What to produce → Reply with the count of lines holding "color", nothing more.

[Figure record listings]
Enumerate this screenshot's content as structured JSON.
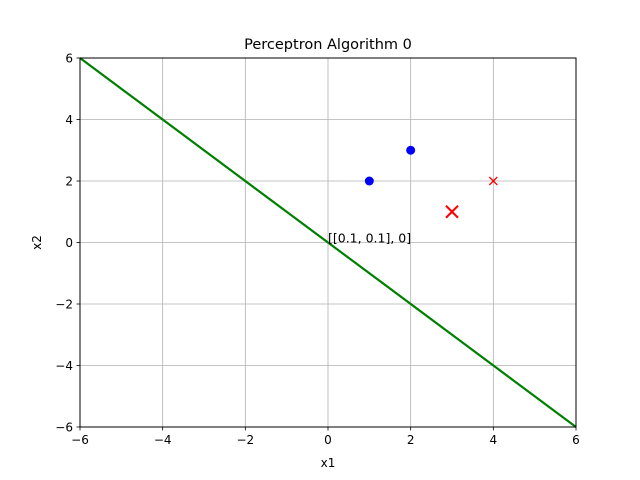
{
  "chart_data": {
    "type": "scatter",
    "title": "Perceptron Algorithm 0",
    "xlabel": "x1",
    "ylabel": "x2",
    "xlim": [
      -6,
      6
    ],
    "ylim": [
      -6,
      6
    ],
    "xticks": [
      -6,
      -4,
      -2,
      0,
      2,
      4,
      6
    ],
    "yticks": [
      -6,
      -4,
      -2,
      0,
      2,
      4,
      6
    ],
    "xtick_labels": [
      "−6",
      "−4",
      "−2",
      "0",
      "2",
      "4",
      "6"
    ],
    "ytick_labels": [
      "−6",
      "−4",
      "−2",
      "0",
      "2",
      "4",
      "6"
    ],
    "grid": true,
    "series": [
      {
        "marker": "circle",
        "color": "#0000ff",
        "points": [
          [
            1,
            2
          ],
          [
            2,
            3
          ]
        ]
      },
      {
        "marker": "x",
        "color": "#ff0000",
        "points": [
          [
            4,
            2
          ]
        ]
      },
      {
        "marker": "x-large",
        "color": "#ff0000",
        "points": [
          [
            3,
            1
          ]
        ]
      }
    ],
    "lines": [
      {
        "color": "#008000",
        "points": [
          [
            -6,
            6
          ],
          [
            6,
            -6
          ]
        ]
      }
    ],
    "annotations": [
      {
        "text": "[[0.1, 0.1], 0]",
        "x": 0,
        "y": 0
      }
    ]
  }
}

Solution to the problem → 4